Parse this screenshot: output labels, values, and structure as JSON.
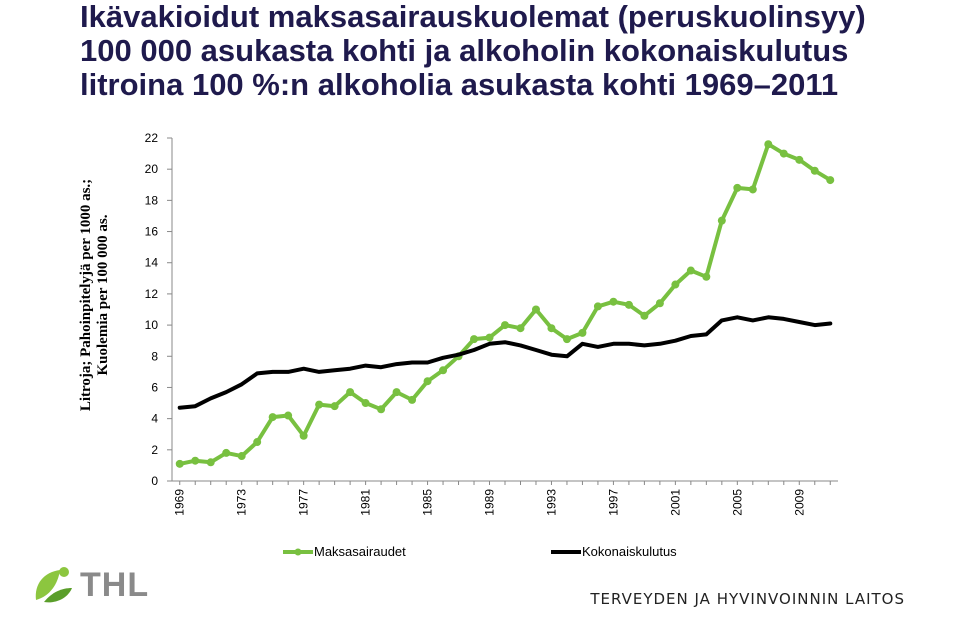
{
  "title_lines": [
    "Ikävakioidut maksasairauskuolemat (peruskuolinsyy)",
    "100 000 asukasta kohti ja alkoholin kokonaiskulutus",
    "litroina 100 %:n alkoholia asukasta kohti 1969–2011"
  ],
  "ylabel_lines": [
    "Litroja; Pahoinpitelyjä per 1000 as.;",
    "Kuolemia per 100 000 as."
  ],
  "colors": {
    "maksasairaudet": "#78c040",
    "kokonaiskulutus": "#000000",
    "title": "#1f1a4d"
  },
  "legend": [
    {
      "label": "Maksasairaudet",
      "series": "maksasairaudet"
    },
    {
      "label": "Kokonaiskulutus",
      "series": "kokonaiskulutus"
    }
  ],
  "logo": {
    "text": "THL",
    "icon": "thl-leaf-logo-icon"
  },
  "organization": "TERVEYDEN JA HYVINVOINNIN LAITOS",
  "chart_data": {
    "type": "line",
    "x": [
      1969,
      1970,
      1971,
      1972,
      1973,
      1974,
      1975,
      1976,
      1977,
      1978,
      1979,
      1980,
      1981,
      1982,
      1983,
      1984,
      1985,
      1986,
      1987,
      1988,
      1989,
      1990,
      1991,
      1992,
      1993,
      1994,
      1995,
      1996,
      1997,
      1998,
      1999,
      2000,
      2001,
      2002,
      2003,
      2004,
      2005,
      2006,
      2007,
      2008,
      2009,
      2010,
      2011
    ],
    "x_tick_labels": [
      "1969",
      "1973",
      "1977",
      "1981",
      "1985",
      "1989",
      "1993",
      "1997",
      "2001",
      "2005",
      "2009"
    ],
    "x_tick_values": [
      1969,
      1973,
      1977,
      1981,
      1985,
      1989,
      1993,
      1997,
      2001,
      2005,
      2009
    ],
    "y_ticks": [
      0,
      2,
      4,
      6,
      8,
      10,
      12,
      14,
      16,
      18,
      20,
      22
    ],
    "ylim": [
      0,
      22
    ],
    "xlim": [
      1968.5,
      2011.5
    ],
    "grid": false,
    "legend_position": "bottom",
    "series": [
      {
        "name": "Maksasairaudet",
        "key": "maksasairaudet",
        "markers": true,
        "values": [
          1.1,
          1.3,
          1.2,
          1.8,
          1.6,
          2.5,
          4.1,
          4.2,
          2.9,
          4.9,
          4.8,
          5.7,
          5.0,
          4.6,
          5.7,
          5.2,
          6.4,
          7.1,
          8.0,
          9.1,
          9.2,
          10.0,
          9.8,
          11.0,
          9.8,
          9.1,
          9.5,
          11.2,
          11.5,
          11.3,
          10.6,
          11.4,
          12.6,
          13.5,
          13.1,
          16.7,
          18.8,
          18.7,
          21.6,
          21.0,
          20.6,
          19.9,
          19.3
        ]
      },
      {
        "name": "Kokonaiskulutus",
        "key": "kokonaiskulutus",
        "markers": false,
        "values": [
          4.7,
          4.8,
          5.3,
          5.7,
          6.2,
          6.9,
          7.0,
          7.0,
          7.2,
          7.0,
          7.1,
          7.2,
          7.4,
          7.3,
          7.5,
          7.6,
          7.6,
          7.9,
          8.1,
          8.4,
          8.8,
          8.9,
          8.7,
          8.4,
          8.1,
          8.0,
          8.8,
          8.6,
          8.8,
          8.8,
          8.7,
          8.8,
          9.0,
          9.3,
          9.4,
          10.3,
          10.5,
          10.3,
          10.5,
          10.4,
          10.2,
          10.0,
          10.1
        ]
      }
    ]
  }
}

* **Task statement**: Print each record exactly as it stands, leaving the images out.

* **Answer to this exercise**:
Parse this screenshot: output labels, values, and structure as JSON.
{
  "title_lines": [
    "Ikävakioidut maksasairauskuolemat (peruskuolinsyy)",
    "100 000 asukasta kohti ja alkoholin kokonaiskulutus",
    "litroina 100 %:n alkoholia asukasta kohti 1969–2011"
  ],
  "ylabel_lines": [
    "Litroja; Pahoinpitelyjä per 1000 as.;",
    "Kuolemia per 100 000 as."
  ],
  "colors": {
    "maksasairaudet": "#78c040",
    "kokonaiskulutus": "#000000",
    "title": "#1f1a4d"
  },
  "legend": [
    {
      "label": "Maksasairaudet",
      "series": "maksasairaudet"
    },
    {
      "label": "Kokonaiskulutus",
      "series": "kokonaiskulutus"
    }
  ],
  "logo": {
    "text": "THL",
    "icon": "thl-leaf-logo-icon"
  },
  "organization": "TERVEYDEN JA HYVINVOINNIN LAITOS",
  "chart_data": {
    "type": "line",
    "x": [
      1969,
      1970,
      1971,
      1972,
      1973,
      1974,
      1975,
      1976,
      1977,
      1978,
      1979,
      1980,
      1981,
      1982,
      1983,
      1984,
      1985,
      1986,
      1987,
      1988,
      1989,
      1990,
      1991,
      1992,
      1993,
      1994,
      1995,
      1996,
      1997,
      1998,
      1999,
      2000,
      2001,
      2002,
      2003,
      2004,
      2005,
      2006,
      2007,
      2008,
      2009,
      2010,
      2011
    ],
    "x_tick_labels": [
      "1969",
      "1973",
      "1977",
      "1981",
      "1985",
      "1989",
      "1993",
      "1997",
      "2001",
      "2005",
      "2009"
    ],
    "x_tick_values": [
      1969,
      1973,
      1977,
      1981,
      1985,
      1989,
      1993,
      1997,
      2001,
      2005,
      2009
    ],
    "y_ticks": [
      0,
      2,
      4,
      6,
      8,
      10,
      12,
      14,
      16,
      18,
      20,
      22
    ],
    "ylim": [
      0,
      22
    ],
    "xlim": [
      1968.5,
      2011.5
    ],
    "grid": false,
    "legend_position": "bottom",
    "series": [
      {
        "name": "Maksasairaudet",
        "key": "maksasairaudet",
        "markers": true,
        "values": [
          1.1,
          1.3,
          1.2,
          1.8,
          1.6,
          2.5,
          4.1,
          4.2,
          2.9,
          4.9,
          4.8,
          5.7,
          5.0,
          4.6,
          5.7,
          5.2,
          6.4,
          7.1,
          8.0,
          9.1,
          9.2,
          10.0,
          9.8,
          11.0,
          9.8,
          9.1,
          9.5,
          11.2,
          11.5,
          11.3,
          10.6,
          11.4,
          12.6,
          13.5,
          13.1,
          16.7,
          18.8,
          18.7,
          21.6,
          21.0,
          20.6,
          19.9,
          19.3
        ]
      },
      {
        "name": "Kokonaiskulutus",
        "key": "kokonaiskulutus",
        "markers": false,
        "values": [
          4.7,
          4.8,
          5.3,
          5.7,
          6.2,
          6.9,
          7.0,
          7.0,
          7.2,
          7.0,
          7.1,
          7.2,
          7.4,
          7.3,
          7.5,
          7.6,
          7.6,
          7.9,
          8.1,
          8.4,
          8.8,
          8.9,
          8.7,
          8.4,
          8.1,
          8.0,
          8.8,
          8.6,
          8.8,
          8.8,
          8.7,
          8.8,
          9.0,
          9.3,
          9.4,
          10.3,
          10.5,
          10.3,
          10.5,
          10.4,
          10.2,
          10.0,
          10.1
        ]
      }
    ]
  }
}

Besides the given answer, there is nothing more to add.